◆ **What is expected**:
Please restate the following records word for word.

[begin Provided data]

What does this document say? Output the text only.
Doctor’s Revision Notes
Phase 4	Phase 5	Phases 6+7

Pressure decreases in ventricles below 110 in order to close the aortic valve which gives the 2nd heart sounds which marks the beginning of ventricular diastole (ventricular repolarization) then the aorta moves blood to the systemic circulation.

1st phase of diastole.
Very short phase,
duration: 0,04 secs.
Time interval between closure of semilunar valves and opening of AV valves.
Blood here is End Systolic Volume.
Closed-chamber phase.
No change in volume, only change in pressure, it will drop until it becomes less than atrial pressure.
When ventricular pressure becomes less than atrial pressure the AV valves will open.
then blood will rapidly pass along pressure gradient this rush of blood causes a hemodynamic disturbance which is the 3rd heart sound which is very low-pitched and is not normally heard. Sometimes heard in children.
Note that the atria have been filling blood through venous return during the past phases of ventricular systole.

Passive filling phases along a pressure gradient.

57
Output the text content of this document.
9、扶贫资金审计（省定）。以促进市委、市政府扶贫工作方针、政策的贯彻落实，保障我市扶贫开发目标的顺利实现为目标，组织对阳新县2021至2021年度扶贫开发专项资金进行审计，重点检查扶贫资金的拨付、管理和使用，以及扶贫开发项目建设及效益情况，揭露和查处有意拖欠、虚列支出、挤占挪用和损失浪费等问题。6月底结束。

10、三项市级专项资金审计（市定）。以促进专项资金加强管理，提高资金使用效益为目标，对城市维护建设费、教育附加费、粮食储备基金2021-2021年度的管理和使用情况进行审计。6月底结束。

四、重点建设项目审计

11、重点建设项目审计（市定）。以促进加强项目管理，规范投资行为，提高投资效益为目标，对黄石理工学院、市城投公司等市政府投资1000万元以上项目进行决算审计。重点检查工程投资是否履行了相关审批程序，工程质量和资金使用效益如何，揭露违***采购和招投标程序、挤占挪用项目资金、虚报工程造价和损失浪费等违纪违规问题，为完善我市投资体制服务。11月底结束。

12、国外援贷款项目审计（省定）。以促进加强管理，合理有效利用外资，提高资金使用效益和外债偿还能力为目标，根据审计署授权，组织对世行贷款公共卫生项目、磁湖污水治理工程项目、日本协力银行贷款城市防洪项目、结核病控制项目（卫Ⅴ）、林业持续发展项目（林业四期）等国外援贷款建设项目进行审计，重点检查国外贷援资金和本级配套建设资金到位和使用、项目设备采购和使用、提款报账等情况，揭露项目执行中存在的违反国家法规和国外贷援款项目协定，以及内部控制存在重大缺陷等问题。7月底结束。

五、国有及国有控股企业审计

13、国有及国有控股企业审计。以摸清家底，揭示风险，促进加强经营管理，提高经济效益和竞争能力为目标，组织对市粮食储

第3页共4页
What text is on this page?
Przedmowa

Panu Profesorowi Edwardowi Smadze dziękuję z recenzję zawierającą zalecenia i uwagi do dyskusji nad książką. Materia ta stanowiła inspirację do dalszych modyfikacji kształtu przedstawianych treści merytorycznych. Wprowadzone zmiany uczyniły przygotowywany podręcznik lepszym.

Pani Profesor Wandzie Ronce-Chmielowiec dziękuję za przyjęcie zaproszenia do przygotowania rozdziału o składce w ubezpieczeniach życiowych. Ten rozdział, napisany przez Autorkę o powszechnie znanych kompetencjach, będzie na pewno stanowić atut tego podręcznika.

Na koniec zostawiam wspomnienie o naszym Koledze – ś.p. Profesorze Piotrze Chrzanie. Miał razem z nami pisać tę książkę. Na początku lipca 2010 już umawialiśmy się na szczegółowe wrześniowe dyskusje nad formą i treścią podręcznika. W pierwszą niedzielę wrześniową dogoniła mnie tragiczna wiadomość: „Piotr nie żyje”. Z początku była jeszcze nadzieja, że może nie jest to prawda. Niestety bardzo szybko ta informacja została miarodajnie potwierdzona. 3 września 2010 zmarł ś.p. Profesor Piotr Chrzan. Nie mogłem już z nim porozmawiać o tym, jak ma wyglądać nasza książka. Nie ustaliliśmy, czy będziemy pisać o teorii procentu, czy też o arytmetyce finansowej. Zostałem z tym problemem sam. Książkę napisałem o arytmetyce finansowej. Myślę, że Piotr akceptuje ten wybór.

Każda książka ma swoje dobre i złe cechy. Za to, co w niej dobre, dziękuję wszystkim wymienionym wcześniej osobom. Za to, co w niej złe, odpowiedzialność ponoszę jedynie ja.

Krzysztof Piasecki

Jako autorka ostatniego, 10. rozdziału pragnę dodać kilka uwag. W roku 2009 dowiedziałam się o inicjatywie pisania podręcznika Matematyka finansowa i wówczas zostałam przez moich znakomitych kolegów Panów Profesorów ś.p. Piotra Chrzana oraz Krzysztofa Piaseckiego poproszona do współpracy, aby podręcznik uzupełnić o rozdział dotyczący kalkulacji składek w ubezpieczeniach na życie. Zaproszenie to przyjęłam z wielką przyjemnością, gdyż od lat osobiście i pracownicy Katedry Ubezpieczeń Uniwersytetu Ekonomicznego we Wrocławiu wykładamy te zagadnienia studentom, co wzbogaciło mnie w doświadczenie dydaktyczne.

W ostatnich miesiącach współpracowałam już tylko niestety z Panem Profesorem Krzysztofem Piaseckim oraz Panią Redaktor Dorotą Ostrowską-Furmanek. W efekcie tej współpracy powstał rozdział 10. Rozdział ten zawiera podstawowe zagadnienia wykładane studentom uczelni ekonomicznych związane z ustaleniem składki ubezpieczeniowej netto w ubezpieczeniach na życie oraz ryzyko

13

[end Provided data]

◆ **Finished exercise**:
What does this document say? Output the text only.
Doctor’s Revision Notes
Phase 4	Phase 5	Phases 6+7

Pressure decreases in ventricles below 110 in order to close the aortic valve which gives the 2nd heart sounds which marks the beginning of ventricular diastole (ventricular repolarization) then the aorta moves blood to the systemic circulation.

1st phase of diastole.
Very short phase,
duration: 0,04 secs.
Time interval between closure of semilunar valves and opening of AV valves.
Blood here is End Systolic Volume.
Closed-chamber phase.
No change in volume, only change in pressure, it will drop until it becomes less than atrial pressure.
When ventricular pressure becomes less than atrial pressure the AV valves will open.
then blood will rapidly pass along pressure gradient this rush of blood causes a hemodynamic disturbance which is the 3rd heart sound which is very low-pitched and is not normally heard. Sometimes heard in children.
Note that the atria have been filling blood through venous return during the past phases of ventricular systole.

Passive filling phases along a pressure gradient.

57
Output the text content of this document.
9、扶贫资金审计（省定）。以促进市委、市政府扶贫工作方针、政策的贯彻落实，保障我市扶贫开发目标的顺利实现为目标，组织对阳新县2021至2021年度扶贫开发专项资金进行审计，重点检查扶贫资金的拨付、管理和使用，以及扶贫开发项目建设及效益情况，揭露和查处有意拖欠、虚列支出、挤占挪用和损失浪费等问题。6月底结束。

10、三项市级专项资金审计（市定）。以促进专项资金加强管理，提高资金使用效益为目标，对城市维护建设费、教育附加费、粮食储备基金2021-2021年度的管理和使用情况进行审计。6月底结束。

四、重点建设项目审计

11、重点建设项目审计（市定）。以促进加强项目管理，规范投资行为，提高投资效益为目标，对黄石理工学院、市城投公司等市政府投资1000万元以上项目进行决算审计。重点检查工程投资是否履行了相关审批程序，工程质量和资金使用效益如何，揭露违***采购和招投标程序、挤占挪用项目资金、虚报工程造价和损失浪费等违纪违规问题，为完善我市投资体制服务。11月底结束。

12、国外援贷款项目审计（省定）。以促进加强管理，合理有效利用外资，提高资金使用效益和外债偿还能力为目标，根据审计署授权，组织对世行贷款公共卫生项目、磁湖污水治理工程项目、日本协力银行贷款城市防洪项目、结核病控制项目（卫Ⅴ）、林业持续发展项目（林业四期）等国外援贷款建设项目进行审计，重点检查国外贷援资金和本级配套建设资金到位和使用、项目设备采购和使用、提款报账等情况，揭露项目执行中存在的违反国家法规和国外贷援款项目协定，以及内部控制存在重大缺陷等问题。7月底结束。

五、国有及国有控股企业审计

13、国有及国有控股企业审计。以摸清家底，揭示风险，促进加强经营管理，提高经济效益和竞争能力为目标，组织对市粮食储

第3页共4页
What text is on this page?
Przedmowa

Panu Profesorowi Edwardowi Smadze dziękuję z recenzję zawierającą zalecenia i uwagi do dyskusji nad książką. Materia ta stanowiła inspirację do dalszych modyfikacji kształtu przedstawianych treści merytorycznych. Wprowadzone zmiany uczyniły przygotowywany podręcznik lepszym.

Pani Profesor Wandzie Ronce-Chmielowiec dziękuję za przyjęcie zaproszenia do przygotowania rozdziału o składce w ubezpieczeniach życiowych. Ten rozdział, napisany przez Autorkę o powszechnie znanych kompetencjach, będzie na pewno stanowić atut tego podręcznika.

Na koniec zostawiam wspomnienie o naszym Koledze – ś.p. Profesorze Piotrze Chrzanie. Miał razem z nami pisać tę książkę. Na początku lipca 2010 już umawialiśmy się na szczegółowe wrześniowe dyskusje nad formą i treścią podręcznika. W pierwszą niedzielę wrześniową dogoniła mnie tragiczna wiadomość: „Piotr nie żyje”. Z początku była jeszcze nadzieja, że może nie jest to prawda. Niestety bardzo szybko ta informacja została miarodajnie potwierdzona. 3 września 2010 zmarł ś.p. Profesor Piotr Chrzan. Nie mogłem już z nim porozmawiać o tym, jak ma wyglądać nasza książka. Nie ustaliliśmy, czy będziemy pisać o teorii procentu, czy też o arytmetyce finansowej. Zostałem z tym problemem sam. Książkę napisałem o arytmetyce finansowej. Myślę, że Piotr akceptuje ten wybór.

Każda książka ma swoje dobre i złe cechy. Za to, co w niej dobre, dziękuję wszystkim wymienionym wcześniej osobom. Za to, co w niej złe, odpowiedzialność ponoszę jedynie ja.

Krzysztof Piasecki

Jako autorka ostatniego, 10. rozdziału pragnę dodać kilka uwag. W roku 2009 dowiedziałam się o inicjatywie pisania podręcznika Matematyka finansowa i wówczas zostałam przez moich znakomitych kolegów Panów Profesorów ś.p. Piotra Chrzana oraz Krzysztofa Piaseckiego poproszona do współpracy, aby podręcznik uzupełnić o rozdział dotyczący kalkulacji składek w ubezpieczeniach na życie. Zaproszenie to przyjęłam z wielką przyjemnością, gdyż od lat osobiście i pracownicy Katedry Ubezpieczeń Uniwersytetu Ekonomicznego we Wrocławiu wykładamy te zagadnienia studentom, co wzbogaciło mnie w doświadczenie dydaktyczne.

W ostatnich miesiącach współpracowałam już tylko niestety z Panem Profesorem Krzysztofem Piaseckim oraz Panią Redaktor Dorotą Ostrowską-Furmanek. W efekcie tej współpracy powstał rozdział 10. Rozdział ten zawiera podstawowe zagadnienia wykładane studentom uczelni ekonomicznych związane z ustaleniem składki ubezpieczeniowej netto w ubezpieczeniach na życie oraz ryzyko

13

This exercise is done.